INFORMATION PROVIDED:
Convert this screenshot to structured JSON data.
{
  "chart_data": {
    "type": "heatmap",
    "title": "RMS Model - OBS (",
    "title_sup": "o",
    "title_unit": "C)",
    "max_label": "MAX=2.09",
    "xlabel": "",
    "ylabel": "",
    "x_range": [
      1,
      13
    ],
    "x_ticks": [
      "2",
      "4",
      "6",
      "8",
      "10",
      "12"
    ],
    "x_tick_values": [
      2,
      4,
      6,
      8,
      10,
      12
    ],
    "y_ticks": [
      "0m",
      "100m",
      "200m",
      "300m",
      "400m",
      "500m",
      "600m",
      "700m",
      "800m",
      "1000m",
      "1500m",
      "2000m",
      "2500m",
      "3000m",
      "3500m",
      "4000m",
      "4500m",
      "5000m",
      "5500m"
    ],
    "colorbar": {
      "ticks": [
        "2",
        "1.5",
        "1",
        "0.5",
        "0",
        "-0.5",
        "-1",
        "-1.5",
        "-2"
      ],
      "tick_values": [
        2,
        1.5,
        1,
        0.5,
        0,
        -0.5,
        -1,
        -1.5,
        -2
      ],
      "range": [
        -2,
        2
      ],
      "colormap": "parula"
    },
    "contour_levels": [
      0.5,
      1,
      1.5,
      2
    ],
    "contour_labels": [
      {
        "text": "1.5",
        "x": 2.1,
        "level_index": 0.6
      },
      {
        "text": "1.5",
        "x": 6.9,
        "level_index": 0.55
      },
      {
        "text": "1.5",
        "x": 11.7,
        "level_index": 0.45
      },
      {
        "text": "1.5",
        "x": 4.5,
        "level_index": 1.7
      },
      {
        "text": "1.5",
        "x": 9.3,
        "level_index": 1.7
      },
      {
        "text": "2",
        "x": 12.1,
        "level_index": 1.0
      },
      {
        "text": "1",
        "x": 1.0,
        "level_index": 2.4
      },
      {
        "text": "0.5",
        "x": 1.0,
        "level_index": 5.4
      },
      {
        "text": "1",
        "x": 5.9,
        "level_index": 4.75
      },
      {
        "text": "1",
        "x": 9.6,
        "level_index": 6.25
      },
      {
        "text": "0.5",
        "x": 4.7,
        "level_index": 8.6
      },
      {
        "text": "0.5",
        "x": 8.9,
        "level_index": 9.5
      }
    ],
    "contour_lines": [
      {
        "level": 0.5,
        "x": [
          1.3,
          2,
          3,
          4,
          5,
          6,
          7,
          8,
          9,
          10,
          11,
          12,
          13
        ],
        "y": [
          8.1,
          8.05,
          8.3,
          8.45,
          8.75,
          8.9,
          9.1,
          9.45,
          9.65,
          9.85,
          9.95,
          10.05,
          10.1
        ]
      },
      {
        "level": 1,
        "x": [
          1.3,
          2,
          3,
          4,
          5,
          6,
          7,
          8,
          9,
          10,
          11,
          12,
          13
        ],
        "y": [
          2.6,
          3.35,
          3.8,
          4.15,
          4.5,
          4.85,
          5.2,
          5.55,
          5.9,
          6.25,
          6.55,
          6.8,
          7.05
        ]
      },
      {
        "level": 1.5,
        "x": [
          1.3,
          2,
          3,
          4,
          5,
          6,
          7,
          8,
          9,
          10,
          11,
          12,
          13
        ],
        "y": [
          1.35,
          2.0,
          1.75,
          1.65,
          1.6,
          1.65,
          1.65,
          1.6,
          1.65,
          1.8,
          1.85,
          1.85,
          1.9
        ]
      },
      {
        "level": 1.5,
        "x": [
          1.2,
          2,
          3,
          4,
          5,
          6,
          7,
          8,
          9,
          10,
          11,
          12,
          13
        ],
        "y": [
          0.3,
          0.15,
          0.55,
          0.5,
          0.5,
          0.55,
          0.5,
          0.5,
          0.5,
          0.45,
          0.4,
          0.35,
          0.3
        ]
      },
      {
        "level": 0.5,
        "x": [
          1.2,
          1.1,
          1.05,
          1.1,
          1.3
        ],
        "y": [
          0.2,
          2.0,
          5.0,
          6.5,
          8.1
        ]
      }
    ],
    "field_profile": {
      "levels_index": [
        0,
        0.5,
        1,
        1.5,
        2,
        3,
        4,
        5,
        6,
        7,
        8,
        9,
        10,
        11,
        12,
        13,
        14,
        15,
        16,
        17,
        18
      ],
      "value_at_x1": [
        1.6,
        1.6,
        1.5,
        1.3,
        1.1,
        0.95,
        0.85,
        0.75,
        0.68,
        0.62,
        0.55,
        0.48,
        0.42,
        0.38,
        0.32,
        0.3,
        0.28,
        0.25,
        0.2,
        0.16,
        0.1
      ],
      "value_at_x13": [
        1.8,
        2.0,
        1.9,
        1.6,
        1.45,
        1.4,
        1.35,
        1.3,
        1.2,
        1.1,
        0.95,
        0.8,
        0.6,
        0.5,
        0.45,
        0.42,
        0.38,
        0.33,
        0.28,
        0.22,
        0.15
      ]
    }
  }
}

REQUEST: Could you reproduce every record above exactly as it appears?

THE RESULT:
Convert this screenshot to structured JSON data.
{
  "chart_data": {
    "type": "heatmap",
    "title": "RMS Model - OBS (",
    "title_sup": "o",
    "title_unit": "C)",
    "max_label": "MAX=2.09",
    "xlabel": "",
    "ylabel": "",
    "x_range": [
      1,
      13
    ],
    "x_ticks": [
      "2",
      "4",
      "6",
      "8",
      "10",
      "12"
    ],
    "x_tick_values": [
      2,
      4,
      6,
      8,
      10,
      12
    ],
    "y_ticks": [
      "0m",
      "100m",
      "200m",
      "300m",
      "400m",
      "500m",
      "600m",
      "700m",
      "800m",
      "1000m",
      "1500m",
      "2000m",
      "2500m",
      "3000m",
      "3500m",
      "4000m",
      "4500m",
      "5000m",
      "5500m"
    ],
    "colorbar": {
      "ticks": [
        "2",
        "1.5",
        "1",
        "0.5",
        "0",
        "-0.5",
        "-1",
        "-1.5",
        "-2"
      ],
      "tick_values": [
        2,
        1.5,
        1,
        0.5,
        0,
        -0.5,
        -1,
        -1.5,
        -2
      ],
      "range": [
        -2,
        2
      ],
      "colormap": "parula"
    },
    "contour_levels": [
      0.5,
      1,
      1.5,
      2
    ],
    "contour_labels": [
      {
        "text": "1.5",
        "x": 2.1,
        "level_index": 0.6
      },
      {
        "text": "1.5",
        "x": 6.9,
        "level_index": 0.55
      },
      {
        "text": "1.5",
        "x": 11.7,
        "level_index": 0.45
      },
      {
        "text": "1.5",
        "x": 4.5,
        "level_index": 1.7
      },
      {
        "text": "1.5",
        "x": 9.3,
        "level_index": 1.7
      },
      {
        "text": "2",
        "x": 12.1,
        "level_index": 1.0
      },
      {
        "text": "1",
        "x": 1.0,
        "level_index": 2.4
      },
      {
        "text": "0.5",
        "x": 1.0,
        "level_index": 5.4
      },
      {
        "text": "1",
        "x": 5.9,
        "level_index": 4.75
      },
      {
        "text": "1",
        "x": 9.6,
        "level_index": 6.25
      },
      {
        "text": "0.5",
        "x": 4.7,
        "level_index": 8.6
      },
      {
        "text": "0.5",
        "x": 8.9,
        "level_index": 9.5
      }
    ],
    "contour_lines": [
      {
        "level": 0.5,
        "x": [
          1.3,
          2,
          3,
          4,
          5,
          6,
          7,
          8,
          9,
          10,
          11,
          12,
          13
        ],
        "y": [
          8.1,
          8.05,
          8.3,
          8.45,
          8.75,
          8.9,
          9.1,
          9.45,
          9.65,
          9.85,
          9.95,
          10.05,
          10.1
        ]
      },
      {
        "level": 1,
        "x": [
          1.3,
          2,
          3,
          4,
          5,
          6,
          7,
          8,
          9,
          10,
          11,
          12,
          13
        ],
        "y": [
          2.6,
          3.35,
          3.8,
          4.15,
          4.5,
          4.85,
          5.2,
          5.55,
          5.9,
          6.25,
          6.55,
          6.8,
          7.05
        ]
      },
      {
        "level": 1.5,
        "x": [
          1.3,
          2,
          3,
          4,
          5,
          6,
          7,
          8,
          9,
          10,
          11,
          12,
          13
        ],
        "y": [
          1.35,
          2.0,
          1.75,
          1.65,
          1.6,
          1.65,
          1.65,
          1.6,
          1.65,
          1.8,
          1.85,
          1.85,
          1.9
        ]
      },
      {
        "level": 1.5,
        "x": [
          1.2,
          2,
          3,
          4,
          5,
          6,
          7,
          8,
          9,
          10,
          11,
          12,
          13
        ],
        "y": [
          0.3,
          0.15,
          0.55,
          0.5,
          0.5,
          0.55,
          0.5,
          0.5,
          0.5,
          0.45,
          0.4,
          0.35,
          0.3
        ]
      },
      {
        "level": 0.5,
        "x": [
          1.2,
          1.1,
          1.05,
          1.1,
          1.3
        ],
        "y": [
          0.2,
          2.0,
          5.0,
          6.5,
          8.1
        ]
      }
    ],
    "field_profile": {
      "levels_index": [
        0,
        0.5,
        1,
        1.5,
        2,
        3,
        4,
        5,
        6,
        7,
        8,
        9,
        10,
        11,
        12,
        13,
        14,
        15,
        16,
        17,
        18
      ],
      "value_at_x1": [
        1.6,
        1.6,
        1.5,
        1.3,
        1.1,
        0.95,
        0.85,
        0.75,
        0.68,
        0.62,
        0.55,
        0.48,
        0.42,
        0.38,
        0.32,
        0.3,
        0.28,
        0.25,
        0.2,
        0.16,
        0.1
      ],
      "value_at_x13": [
        1.8,
        2.0,
        1.9,
        1.6,
        1.45,
        1.4,
        1.35,
        1.3,
        1.2,
        1.1,
        0.95,
        0.8,
        0.6,
        0.5,
        0.45,
        0.42,
        0.38,
        0.33,
        0.28,
        0.22,
        0.15
      ]
    }
  }
}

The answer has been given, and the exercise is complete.